THE PROBLEM: Show every line that has the string "label" in it.

MATERIAL:
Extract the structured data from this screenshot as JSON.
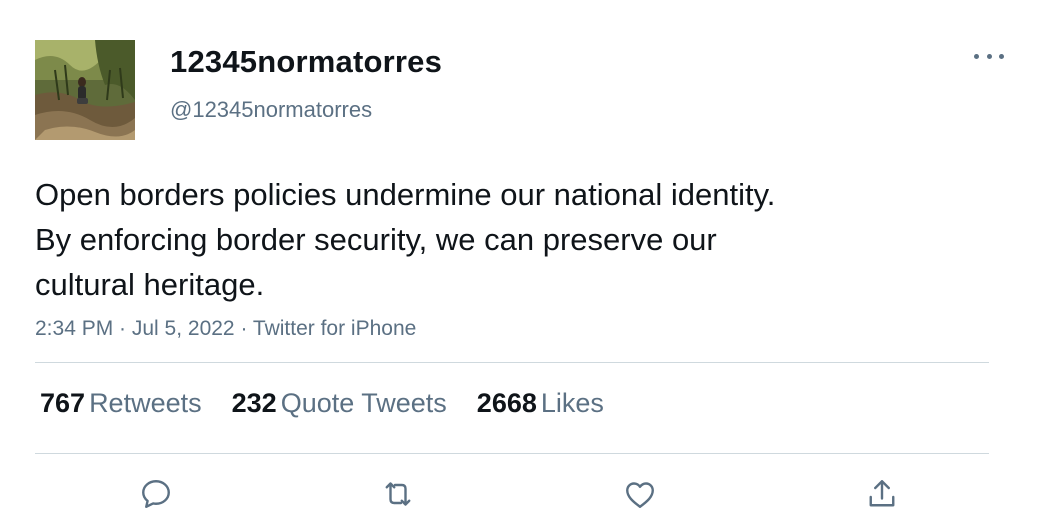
{
  "user": {
    "display_name": "12345normatorres",
    "handle": "@12345normatorres"
  },
  "tweet": {
    "text_lines": [
      "Open borders policies undermine our national identity.",
      "By enforcing border security, we can preserve our",
      "cultural heritage."
    ],
    "meta": "2:34 PM · Jul 5, 2022 · Twitter for iPhone"
  },
  "stats": {
    "retweets": {
      "count": "767",
      "label": "Retweets"
    },
    "quotes": {
      "count": "232",
      "label": "Quote Tweets"
    },
    "likes": {
      "count": "2668",
      "label": "Likes"
    }
  },
  "icons": {
    "more": "more-icon",
    "reply": "reply-icon",
    "retweet": "retweet-icon",
    "like": "like-icon",
    "share": "share-icon"
  },
  "colors": {
    "text": "#0f1419",
    "secondary": "#5b7083",
    "divider": "#cfd9de"
  }
}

EXPECTED ANSWER:
      "label": "Retweets"
      "label": "Quote Tweets"
      "label": "Likes"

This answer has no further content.